Scan the data below for the string "Flow". Copy every line where it appears.

━━━

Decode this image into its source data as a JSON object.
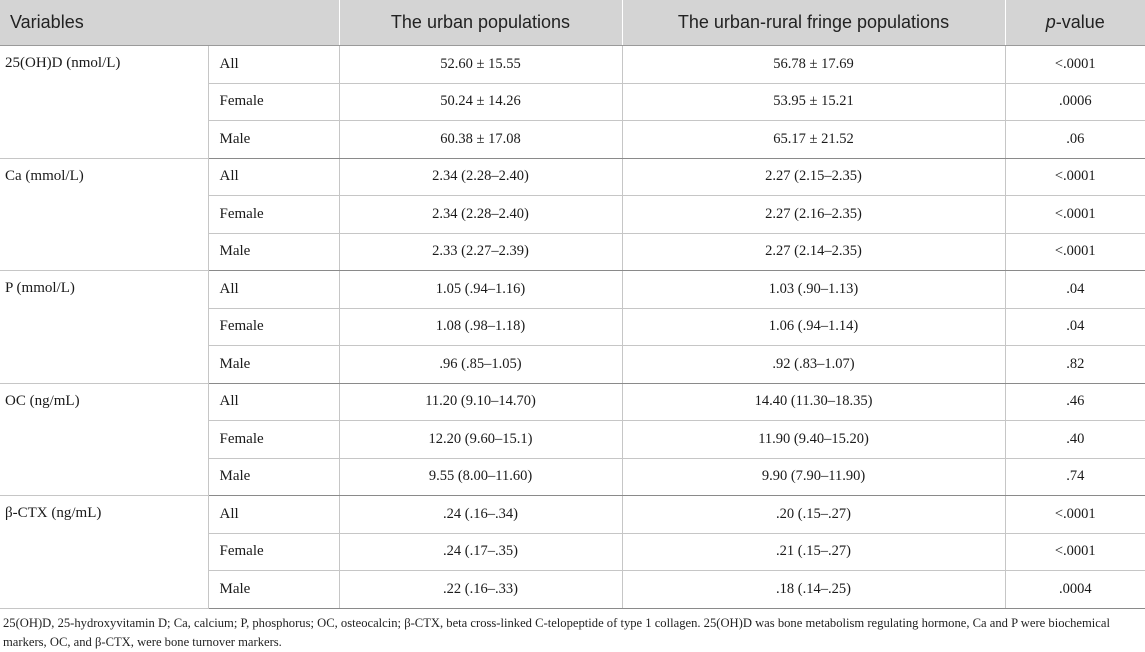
{
  "table": {
    "headers": {
      "variables": "Variables",
      "urban": "The urban populations",
      "fringe": "The urban-rural fringe populations",
      "p_italic": "p",
      "p_rest": "-value"
    },
    "groups": [
      {
        "label": "25(OH)D (nmol/L)",
        "rows": [
          {
            "sub": "All",
            "urban": "52.60 ± 15.55",
            "fringe": "56.78 ± 17.69",
            "p": "<.0001"
          },
          {
            "sub": "Female",
            "urban": "50.24 ± 14.26",
            "fringe": "53.95 ± 15.21",
            "p": ".0006"
          },
          {
            "sub": "Male",
            "urban": "60.38 ± 17.08",
            "fringe": "65.17 ± 21.52",
            "p": ".06"
          }
        ]
      },
      {
        "label": "Ca (mmol/L)",
        "rows": [
          {
            "sub": "All",
            "urban": "2.34 (2.28–2.40)",
            "fringe": "2.27 (2.15–2.35)",
            "p": "<.0001"
          },
          {
            "sub": "Female",
            "urban": "2.34 (2.28–2.40)",
            "fringe": "2.27 (2.16–2.35)",
            "p": "<.0001"
          },
          {
            "sub": "Male",
            "urban": "2.33 (2.27–2.39)",
            "fringe": "2.27 (2.14–2.35)",
            "p": "<.0001"
          }
        ]
      },
      {
        "label": "P (mmol/L)",
        "rows": [
          {
            "sub": "All",
            "urban": "1.05 (.94–1.16)",
            "fringe": "1.03 (.90–1.13)",
            "p": ".04"
          },
          {
            "sub": "Female",
            "urban": "1.08 (.98–1.18)",
            "fringe": "1.06 (.94–1.14)",
            "p": ".04"
          },
          {
            "sub": "Male",
            "urban": ".96 (.85–1.05)",
            "fringe": ".92 (.83–1.07)",
            "p": ".82"
          }
        ]
      },
      {
        "label": "OC (ng/mL)",
        "rows": [
          {
            "sub": "All",
            "urban": "11.20 (9.10–14.70)",
            "fringe": "14.40 (11.30–18.35)",
            "p": ".46"
          },
          {
            "sub": "Female",
            "urban": "12.20 (9.60–15.1)",
            "fringe": "11.90 (9.40–15.20)",
            "p": ".40"
          },
          {
            "sub": "Male",
            "urban": "9.55 (8.00–11.60)",
            "fringe": "9.90 (7.90–11.90)",
            "p": ".74"
          }
        ]
      },
      {
        "label": "β-CTX (ng/mL)",
        "rows": [
          {
            "sub": "All",
            "urban": ".24 (.16–.34)",
            "fringe": ".20 (.15–.27)",
            "p": "<.0001"
          },
          {
            "sub": "Female",
            "urban": ".24 (.17–.35)",
            "fringe": ".21 (.15–.27)",
            "p": "<.0001"
          },
          {
            "sub": "Male",
            "urban": ".22 (.16–.33)",
            "fringe": ".18 (.14–.25)",
            "p": ".0004"
          }
        ]
      }
    ]
  },
  "footnote": "25(OH)D, 25-hydroxyvitamin D; Ca, calcium; P, phosphorus; OC, osteocalcin; β-CTX, beta cross-linked C-telopeptide of type 1 collagen. 25(OH)D was bone metabolism regulating hormone, Ca and P were biochemical markers, OC, and β-CTX, were bone turnover markers."
}
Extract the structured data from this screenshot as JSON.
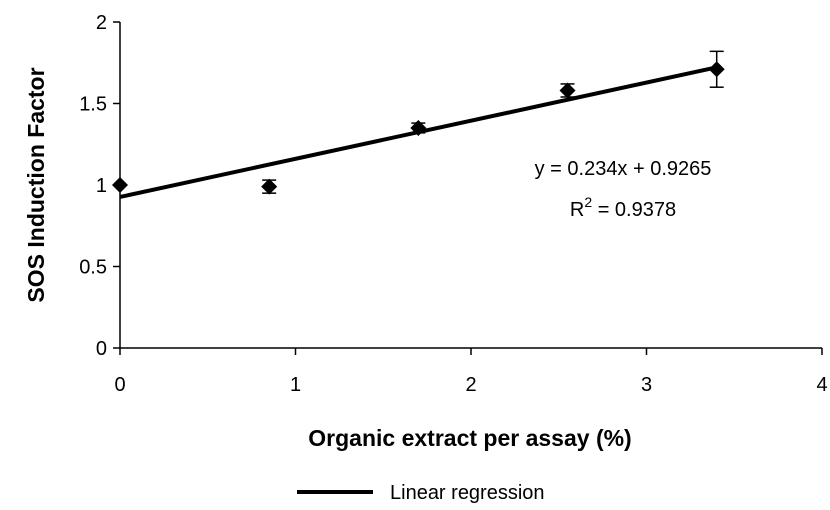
{
  "chart_data": {
    "type": "scatter",
    "title": "",
    "xlabel": "Organic extract per assay (%)",
    "ylabel": "SOS Induction Factor",
    "xlim": [
      0,
      4
    ],
    "ylim": [
      0,
      2
    ],
    "x_ticks": [
      "0",
      "1",
      "2",
      "3",
      "4"
    ],
    "y_ticks": [
      "0",
      "0.5",
      "1",
      "1.5",
      "2"
    ],
    "grid": false,
    "series": [
      {
        "marker": "diamond",
        "color": "#000000",
        "x": [
          0,
          0.85,
          1.7,
          2.55,
          3.4
        ],
        "y": [
          1.0,
          0.99,
          1.35,
          1.58,
          1.71
        ],
        "error": [
          0.0,
          0.04,
          0.03,
          0.04,
          0.11
        ]
      }
    ],
    "regression": {
      "name": "Linear regression",
      "slope": 0.234,
      "intercept": 0.9265,
      "x_range": [
        0,
        3.4
      ],
      "equation": "y = 0.234x + 0.9265",
      "r2_prefix": "R",
      "r2_sup": "2",
      "r2_value": " = 0.9378"
    },
    "legend": {
      "position": "bottom-center",
      "entries": [
        "Linear regression"
      ]
    }
  }
}
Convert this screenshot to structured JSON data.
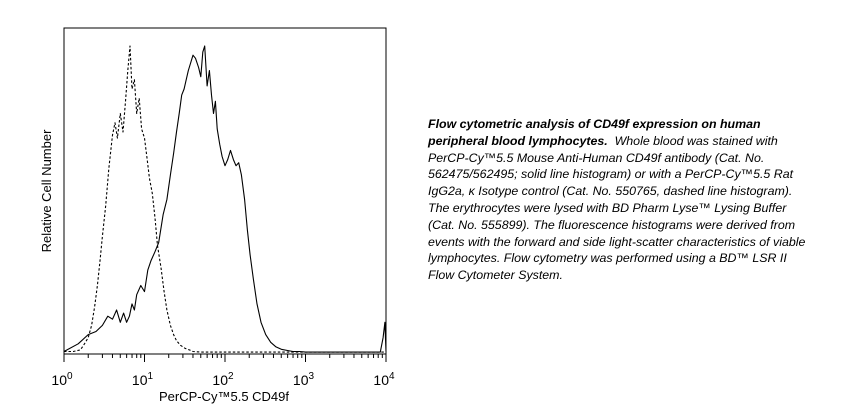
{
  "chart_data": {
    "type": "line",
    "xscale": "log",
    "xlim": [
      1,
      10000
    ],
    "ylim": [
      0,
      100
    ],
    "grid": false,
    "ylabel": "Relative Cell Number",
    "xlabel": "PerCP-Cy™5.5 CD49f",
    "xticks": [
      {
        "base": "10",
        "exp": "0",
        "value": 1
      },
      {
        "base": "10",
        "exp": "1",
        "value": 10
      },
      {
        "base": "10",
        "exp": "2",
        "value": 100
      },
      {
        "base": "10",
        "exp": "3",
        "value": 1000
      },
      {
        "base": "10",
        "exp": "4",
        "value": 10000
      }
    ],
    "series": [
      {
        "style": "dashed",
        "x": [
          1.0,
          1.3,
          1.6,
          1.8,
          2.0,
          2.2,
          2.4,
          2.6,
          2.8,
          3.0,
          3.3,
          3.6,
          4.0,
          4.3,
          4.6,
          5.0,
          5.4,
          5.8,
          6.2,
          6.6,
          7.0,
          7.5,
          8.0,
          8.6,
          9.2,
          10.0,
          10.8,
          11.5,
          12.5,
          13.5,
          14.5,
          16.0,
          17.5,
          19.0,
          21.0,
          23.0,
          25.0,
          28.0,
          32.0,
          36.0,
          40.0,
          50.0,
          100.0,
          1000.0,
          10000.0
        ],
        "y": [
          0.5,
          0.5,
          1.0,
          3.0,
          5.0,
          9.0,
          15.0,
          22.0,
          30.0,
          38.0,
          48.0,
          60.0,
          71.0,
          75.0,
          70.0,
          78.0,
          72.0,
          82.0,
          92.0,
          100.0,
          86.0,
          89.0,
          78.0,
          83.0,
          73.0,
          70.0,
          63.0,
          57.0,
          52.0,
          44.0,
          35.0,
          28.0,
          20.0,
          14.0,
          9.0,
          6.0,
          4.0,
          2.5,
          1.5,
          1.0,
          0.5,
          0.3,
          0.3,
          0.3,
          0.3
        ]
      },
      {
        "style": "solid",
        "x": [
          1.0,
          1.5,
          2.0,
          2.5,
          3.0,
          3.5,
          4.0,
          4.5,
          5.0,
          5.5,
          6.0,
          6.5,
          7.0,
          7.5,
          8.0,
          9.0,
          10.0,
          11.0,
          12.0,
          13.5,
          15.0,
          17.0,
          19.0,
          21.0,
          23.0,
          25.0,
          27.0,
          29.0,
          31.0,
          33.0,
          35.0,
          37.0,
          40.0,
          43.0,
          47.0,
          50.0,
          53.0,
          56.0,
          60.0,
          64.0,
          68.0,
          72.0,
          76.0,
          80.0,
          86.0,
          92.0,
          100.0,
          108.0,
          117.0,
          127.0,
          137.0,
          148.0,
          160.0,
          175.0,
          190.0,
          205.0,
          225.0,
          250.0,
          280.0,
          320.0,
          370.0,
          430.0,
          500.0,
          600.0,
          700.0,
          850.0,
          1000.0,
          1300.0,
          2000.0,
          5000.0,
          8500.0,
          9200.0,
          9700.0,
          10000.0
        ],
        "y": [
          0.5,
          3.0,
          6.0,
          7.0,
          9.0,
          12.0,
          11.0,
          14.0,
          10.0,
          13.0,
          10.0,
          12.0,
          16.0,
          14.0,
          19.0,
          22.0,
          20.0,
          27.0,
          30.0,
          33.0,
          36.0,
          45.0,
          50.0,
          58.0,
          65.0,
          72.0,
          78.0,
          84.0,
          86.0,
          89.0,
          92.0,
          94.0,
          97.0,
          96.0,
          93.0,
          90.0,
          98.0,
          100.0,
          87.0,
          92.0,
          84.0,
          78.0,
          82.0,
          73.0,
          68.0,
          64.0,
          61.0,
          63.0,
          66.0,
          63.0,
          61.0,
          62.0,
          58.0,
          50.0,
          40.0,
          32.0,
          24.0,
          16.0,
          10.0,
          6.0,
          3.5,
          2.0,
          1.2,
          0.8,
          0.5,
          0.5,
          0.3,
          0.3,
          0.3,
          0.3,
          0.3,
          5.0,
          10.0,
          0.5
        ]
      }
    ]
  },
  "caption": {
    "lead": "Flow cytometric analysis of CD49f expression on human peripheral blood lymphocytes.",
    "body": "Whole blood was stained with PerCP-Cy™5.5 Mouse Anti-Human CD49f antibody (Cat. No. 562475/562495; solid line histogram) or with a PerCP-Cy™5.5 Rat IgG2a, κ Isotype control (Cat. No. 550765, dashed line histogram). The erythrocytes were lysed with BD Pharm Lyse™ Lysing Buffer (Cat. No. 555899). The fluorescence histograms were derived from events with the forward and side light-scatter characteristics of viable lymphocytes. Flow cytometry was performed using a BD™ LSR II Flow Cytometer System."
  }
}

━━━

ANSWER TO THIS PROBLEM
    "lead": "Flow cytometric analysis of CD49f expression on human peripheral blood lymphocytes.",
    "body": "Whole blood was stained with PerCP-Cy™5.5 Mouse Anti-Human CD49f antibody (Cat. No. 562475/562495; solid line histogram) or with a PerCP-Cy™5.5 Rat IgG2a, κ Isotype control (Cat. No. 550765, dashed line histogram). The erythrocytes were lysed with BD Pharm Lyse™ Lysing Buffer (Cat. No. 555899). The fluorescence histograms were derived from events with the forward and side light-scatter characteristics of viable lymphocytes. Flow cytometry was performed using a BD™ LSR II Flow Cytometer System."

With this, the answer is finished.